Problem requirements: Reproduce the records starting at the first line and ending at the line containing "content-line: 紧要的地方希望跟别人一起对自己的人生确实没啥好处 (12, 313, 432, 337)", substituting "text-line" for every occurrence of "content-line" and leaving everything else unchanged.

★ ★ ★ ★

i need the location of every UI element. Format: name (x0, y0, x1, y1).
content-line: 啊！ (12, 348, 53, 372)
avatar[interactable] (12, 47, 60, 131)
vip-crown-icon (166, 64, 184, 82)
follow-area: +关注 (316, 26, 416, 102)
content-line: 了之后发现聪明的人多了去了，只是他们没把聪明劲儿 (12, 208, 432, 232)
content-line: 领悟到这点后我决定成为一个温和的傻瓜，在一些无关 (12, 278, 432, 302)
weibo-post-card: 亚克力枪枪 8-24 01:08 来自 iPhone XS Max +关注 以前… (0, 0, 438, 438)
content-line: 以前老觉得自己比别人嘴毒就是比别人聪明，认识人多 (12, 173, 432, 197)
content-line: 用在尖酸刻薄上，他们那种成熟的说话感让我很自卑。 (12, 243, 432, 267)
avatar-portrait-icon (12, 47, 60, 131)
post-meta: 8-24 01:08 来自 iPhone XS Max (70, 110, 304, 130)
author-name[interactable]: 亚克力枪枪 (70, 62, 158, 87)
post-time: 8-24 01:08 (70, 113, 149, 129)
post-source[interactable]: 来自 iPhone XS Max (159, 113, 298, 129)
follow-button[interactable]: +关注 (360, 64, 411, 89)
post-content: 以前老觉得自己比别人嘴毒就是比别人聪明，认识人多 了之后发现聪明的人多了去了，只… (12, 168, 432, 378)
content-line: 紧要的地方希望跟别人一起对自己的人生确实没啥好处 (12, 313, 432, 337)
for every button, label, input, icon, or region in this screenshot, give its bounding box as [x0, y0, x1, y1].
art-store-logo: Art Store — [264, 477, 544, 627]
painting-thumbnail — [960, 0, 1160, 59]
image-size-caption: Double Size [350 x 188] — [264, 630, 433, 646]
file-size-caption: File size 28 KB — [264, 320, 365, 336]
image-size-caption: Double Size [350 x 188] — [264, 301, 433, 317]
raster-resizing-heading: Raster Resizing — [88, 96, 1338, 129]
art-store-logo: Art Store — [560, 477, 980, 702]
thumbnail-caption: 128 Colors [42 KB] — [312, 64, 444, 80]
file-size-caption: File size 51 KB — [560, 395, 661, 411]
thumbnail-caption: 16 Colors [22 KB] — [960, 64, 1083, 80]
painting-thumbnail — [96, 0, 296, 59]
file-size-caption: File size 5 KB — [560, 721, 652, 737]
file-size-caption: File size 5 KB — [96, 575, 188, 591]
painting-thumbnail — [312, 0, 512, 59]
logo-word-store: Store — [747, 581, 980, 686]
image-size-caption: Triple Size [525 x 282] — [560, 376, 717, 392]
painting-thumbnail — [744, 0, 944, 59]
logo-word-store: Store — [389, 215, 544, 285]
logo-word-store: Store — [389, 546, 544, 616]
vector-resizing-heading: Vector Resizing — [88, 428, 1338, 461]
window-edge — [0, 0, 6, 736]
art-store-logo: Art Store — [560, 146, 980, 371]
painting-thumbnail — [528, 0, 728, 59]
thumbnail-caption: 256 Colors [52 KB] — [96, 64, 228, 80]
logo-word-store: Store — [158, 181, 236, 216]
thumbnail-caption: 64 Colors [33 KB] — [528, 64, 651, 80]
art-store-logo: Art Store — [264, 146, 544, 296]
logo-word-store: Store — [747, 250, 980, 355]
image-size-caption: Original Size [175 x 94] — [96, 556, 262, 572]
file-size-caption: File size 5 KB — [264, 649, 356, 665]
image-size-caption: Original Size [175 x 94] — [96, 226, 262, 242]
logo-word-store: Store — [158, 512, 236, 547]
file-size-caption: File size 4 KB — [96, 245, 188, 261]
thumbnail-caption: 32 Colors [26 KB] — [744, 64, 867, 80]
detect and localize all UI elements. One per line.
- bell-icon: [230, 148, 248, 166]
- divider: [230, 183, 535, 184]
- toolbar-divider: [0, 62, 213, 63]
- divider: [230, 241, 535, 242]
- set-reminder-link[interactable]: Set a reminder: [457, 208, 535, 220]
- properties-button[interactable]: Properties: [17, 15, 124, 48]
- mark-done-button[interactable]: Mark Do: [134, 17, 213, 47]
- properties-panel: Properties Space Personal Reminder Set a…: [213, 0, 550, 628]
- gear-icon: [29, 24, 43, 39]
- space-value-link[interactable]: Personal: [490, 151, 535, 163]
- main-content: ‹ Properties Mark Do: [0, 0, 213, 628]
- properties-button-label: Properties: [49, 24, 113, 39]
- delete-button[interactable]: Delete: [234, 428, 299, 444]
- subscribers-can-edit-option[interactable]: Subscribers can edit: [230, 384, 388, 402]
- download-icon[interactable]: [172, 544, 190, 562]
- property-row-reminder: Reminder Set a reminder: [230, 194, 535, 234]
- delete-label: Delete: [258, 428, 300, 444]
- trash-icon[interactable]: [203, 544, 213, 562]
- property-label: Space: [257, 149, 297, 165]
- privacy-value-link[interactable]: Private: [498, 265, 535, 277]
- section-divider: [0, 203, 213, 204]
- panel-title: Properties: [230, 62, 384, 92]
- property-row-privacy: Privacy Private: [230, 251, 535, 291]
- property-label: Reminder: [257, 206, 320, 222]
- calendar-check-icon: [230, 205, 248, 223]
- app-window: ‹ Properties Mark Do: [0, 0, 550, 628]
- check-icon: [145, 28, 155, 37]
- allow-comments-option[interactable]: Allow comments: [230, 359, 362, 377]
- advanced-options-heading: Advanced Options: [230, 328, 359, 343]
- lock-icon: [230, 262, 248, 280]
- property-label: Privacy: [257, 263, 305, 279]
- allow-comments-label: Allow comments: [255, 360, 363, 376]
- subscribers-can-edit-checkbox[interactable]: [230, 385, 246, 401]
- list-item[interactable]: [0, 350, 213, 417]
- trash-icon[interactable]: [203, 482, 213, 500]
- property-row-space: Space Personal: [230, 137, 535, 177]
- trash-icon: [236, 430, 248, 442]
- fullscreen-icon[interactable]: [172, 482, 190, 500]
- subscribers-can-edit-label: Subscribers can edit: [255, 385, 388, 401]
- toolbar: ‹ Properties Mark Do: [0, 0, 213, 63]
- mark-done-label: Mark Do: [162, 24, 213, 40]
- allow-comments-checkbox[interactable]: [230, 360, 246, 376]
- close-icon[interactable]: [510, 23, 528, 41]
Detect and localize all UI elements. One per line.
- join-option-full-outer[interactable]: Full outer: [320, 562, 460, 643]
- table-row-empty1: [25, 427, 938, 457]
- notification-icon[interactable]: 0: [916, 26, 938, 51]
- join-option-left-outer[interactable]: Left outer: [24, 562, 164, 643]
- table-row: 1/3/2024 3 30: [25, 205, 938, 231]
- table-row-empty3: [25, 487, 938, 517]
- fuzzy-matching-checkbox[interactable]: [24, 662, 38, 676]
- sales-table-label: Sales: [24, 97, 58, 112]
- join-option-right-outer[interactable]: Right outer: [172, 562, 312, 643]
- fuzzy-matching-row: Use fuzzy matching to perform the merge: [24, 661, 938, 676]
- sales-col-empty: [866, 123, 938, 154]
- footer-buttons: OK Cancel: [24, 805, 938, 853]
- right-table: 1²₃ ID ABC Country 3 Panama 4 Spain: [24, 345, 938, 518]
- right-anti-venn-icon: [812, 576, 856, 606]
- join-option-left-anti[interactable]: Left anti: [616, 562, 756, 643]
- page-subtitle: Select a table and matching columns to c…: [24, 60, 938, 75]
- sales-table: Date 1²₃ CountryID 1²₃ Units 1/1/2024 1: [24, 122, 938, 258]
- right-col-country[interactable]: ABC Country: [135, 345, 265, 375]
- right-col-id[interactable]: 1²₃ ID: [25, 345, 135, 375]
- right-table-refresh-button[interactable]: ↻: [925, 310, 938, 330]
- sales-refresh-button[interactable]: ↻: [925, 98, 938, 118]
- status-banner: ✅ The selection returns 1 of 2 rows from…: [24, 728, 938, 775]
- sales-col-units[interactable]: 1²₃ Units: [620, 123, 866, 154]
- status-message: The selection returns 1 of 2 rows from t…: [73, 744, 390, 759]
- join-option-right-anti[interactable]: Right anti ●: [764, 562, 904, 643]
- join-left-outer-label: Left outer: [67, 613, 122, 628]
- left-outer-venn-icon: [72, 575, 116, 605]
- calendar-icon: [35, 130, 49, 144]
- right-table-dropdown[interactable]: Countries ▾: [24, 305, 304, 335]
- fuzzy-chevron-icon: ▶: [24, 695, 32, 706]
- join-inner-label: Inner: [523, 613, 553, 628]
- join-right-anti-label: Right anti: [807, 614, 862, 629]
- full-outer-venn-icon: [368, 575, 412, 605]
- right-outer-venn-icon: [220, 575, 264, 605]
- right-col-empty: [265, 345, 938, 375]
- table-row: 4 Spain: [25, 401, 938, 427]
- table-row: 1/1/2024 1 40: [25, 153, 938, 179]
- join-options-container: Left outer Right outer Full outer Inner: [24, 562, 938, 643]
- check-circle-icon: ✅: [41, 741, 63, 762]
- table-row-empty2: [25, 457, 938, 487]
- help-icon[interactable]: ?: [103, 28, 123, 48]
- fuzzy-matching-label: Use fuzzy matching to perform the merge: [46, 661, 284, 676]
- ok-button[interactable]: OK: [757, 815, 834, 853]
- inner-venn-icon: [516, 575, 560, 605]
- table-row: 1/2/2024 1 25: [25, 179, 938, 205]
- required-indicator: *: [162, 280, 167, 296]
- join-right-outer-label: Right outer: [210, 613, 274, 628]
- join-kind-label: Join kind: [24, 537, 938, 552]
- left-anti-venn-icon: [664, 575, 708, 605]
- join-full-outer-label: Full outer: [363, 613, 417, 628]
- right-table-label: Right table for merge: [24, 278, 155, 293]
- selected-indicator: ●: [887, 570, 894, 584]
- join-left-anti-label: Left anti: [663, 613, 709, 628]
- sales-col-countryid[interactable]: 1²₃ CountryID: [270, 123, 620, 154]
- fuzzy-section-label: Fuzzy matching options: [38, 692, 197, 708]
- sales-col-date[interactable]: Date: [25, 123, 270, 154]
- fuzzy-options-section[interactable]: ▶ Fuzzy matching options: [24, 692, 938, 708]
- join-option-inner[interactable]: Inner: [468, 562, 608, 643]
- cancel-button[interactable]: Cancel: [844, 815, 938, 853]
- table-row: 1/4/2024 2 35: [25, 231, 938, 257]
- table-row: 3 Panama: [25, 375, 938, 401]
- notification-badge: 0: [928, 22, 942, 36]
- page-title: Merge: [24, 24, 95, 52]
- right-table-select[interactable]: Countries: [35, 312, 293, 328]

★ ★ ★ ★

Reply:
i need the location of every UI element. Format: name (x0, y0, x1, y1).
text-line: 啊！ (12, 348, 53, 372)
avatar[interactable] (12, 47, 60, 131)
vip-crown-icon (166, 64, 184, 82)
follow-area: +关注 (316, 26, 416, 102)
text-line: 了之后发现聪明的人多了去了，只是他们没把聪明劲儿 (12, 208, 432, 232)
text-line: 领悟到这点后我决定成为一个温和的傻瓜，在一些无关 (12, 278, 432, 302)
weibo-post-card: 亚克力枪枪 8-24 01:08 来自 iPhone XS Max +关注 以前… (0, 0, 438, 438)
text-line: 以前老觉得自己比别人嘴毒就是比别人聪明，认识人多 (12, 173, 432, 197)
text-line: 用在尖酸刻薄上，他们那种成熟的说话感让我很自卑。 (12, 243, 432, 267)
avatar-portrait-icon (12, 47, 60, 131)
post-meta: 8-24 01:08 来自 iPhone XS Max (70, 110, 304, 130)
author-name[interactable]: 亚克力枪枪 (70, 62, 158, 87)
post-time: 8-24 01:08 (70, 113, 149, 129)
post-source[interactable]: 来自 iPhone XS Max (159, 113, 298, 129)
follow-button[interactable]: +关注 (360, 64, 411, 89)
post-content: 以前老觉得自己比别人嘴毒就是比别人聪明，认识人多 了之后发现聪明的人多了去了，只… (12, 168, 432, 378)
text-line: 紧要的地方希望跟别人一起对自己的人生确实没啥好处 (12, 313, 432, 337)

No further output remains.